### [Exercise task]
Give only the number of lines that contain the word "Output".

### [Raw records]
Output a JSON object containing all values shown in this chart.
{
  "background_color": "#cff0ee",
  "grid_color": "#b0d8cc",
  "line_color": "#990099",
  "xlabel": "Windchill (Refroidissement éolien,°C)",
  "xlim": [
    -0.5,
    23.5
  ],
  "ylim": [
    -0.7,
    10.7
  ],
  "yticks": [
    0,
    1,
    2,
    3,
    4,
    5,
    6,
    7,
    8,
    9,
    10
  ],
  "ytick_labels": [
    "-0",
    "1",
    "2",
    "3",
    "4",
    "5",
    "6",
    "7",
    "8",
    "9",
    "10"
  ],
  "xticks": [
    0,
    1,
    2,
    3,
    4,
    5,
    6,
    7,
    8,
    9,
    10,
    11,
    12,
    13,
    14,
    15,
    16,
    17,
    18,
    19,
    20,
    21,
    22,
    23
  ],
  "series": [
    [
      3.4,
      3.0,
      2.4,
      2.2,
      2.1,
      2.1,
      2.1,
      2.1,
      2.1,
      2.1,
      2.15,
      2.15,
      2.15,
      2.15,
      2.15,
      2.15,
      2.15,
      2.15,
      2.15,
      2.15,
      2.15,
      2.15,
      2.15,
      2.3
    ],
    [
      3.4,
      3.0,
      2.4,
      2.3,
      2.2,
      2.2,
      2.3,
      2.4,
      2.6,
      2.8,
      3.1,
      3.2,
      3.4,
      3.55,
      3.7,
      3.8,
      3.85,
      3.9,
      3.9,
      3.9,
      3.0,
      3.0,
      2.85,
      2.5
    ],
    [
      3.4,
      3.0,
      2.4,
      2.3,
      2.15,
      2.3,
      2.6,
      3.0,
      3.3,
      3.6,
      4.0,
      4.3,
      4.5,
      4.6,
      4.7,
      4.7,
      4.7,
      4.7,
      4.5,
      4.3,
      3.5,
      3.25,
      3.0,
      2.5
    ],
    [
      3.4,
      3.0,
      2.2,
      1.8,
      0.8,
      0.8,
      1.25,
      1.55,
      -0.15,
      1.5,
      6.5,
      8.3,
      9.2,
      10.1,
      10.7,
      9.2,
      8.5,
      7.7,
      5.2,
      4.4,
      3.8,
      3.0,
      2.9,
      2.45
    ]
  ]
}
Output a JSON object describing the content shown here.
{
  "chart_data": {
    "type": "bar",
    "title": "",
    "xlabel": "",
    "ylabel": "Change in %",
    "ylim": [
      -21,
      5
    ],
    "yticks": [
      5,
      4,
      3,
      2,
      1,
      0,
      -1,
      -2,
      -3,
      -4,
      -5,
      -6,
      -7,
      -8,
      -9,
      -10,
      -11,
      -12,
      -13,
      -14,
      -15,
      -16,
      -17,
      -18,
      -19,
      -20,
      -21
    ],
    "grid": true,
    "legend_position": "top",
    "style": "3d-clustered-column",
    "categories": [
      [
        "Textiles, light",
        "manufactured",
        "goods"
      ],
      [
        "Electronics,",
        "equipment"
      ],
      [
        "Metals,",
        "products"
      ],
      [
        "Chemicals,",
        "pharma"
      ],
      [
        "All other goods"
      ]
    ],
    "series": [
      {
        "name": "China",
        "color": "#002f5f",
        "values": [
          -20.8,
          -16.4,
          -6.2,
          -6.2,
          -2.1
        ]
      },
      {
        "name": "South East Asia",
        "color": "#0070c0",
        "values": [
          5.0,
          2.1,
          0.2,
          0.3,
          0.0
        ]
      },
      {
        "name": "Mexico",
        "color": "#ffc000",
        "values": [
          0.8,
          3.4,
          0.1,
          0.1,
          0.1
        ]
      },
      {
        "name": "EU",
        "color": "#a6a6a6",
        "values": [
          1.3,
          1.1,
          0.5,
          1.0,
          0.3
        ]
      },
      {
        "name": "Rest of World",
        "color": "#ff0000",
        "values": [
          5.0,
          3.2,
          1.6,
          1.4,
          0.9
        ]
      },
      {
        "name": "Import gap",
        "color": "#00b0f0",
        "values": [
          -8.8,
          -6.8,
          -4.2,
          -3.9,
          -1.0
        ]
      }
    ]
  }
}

### [Result for this exercise]
2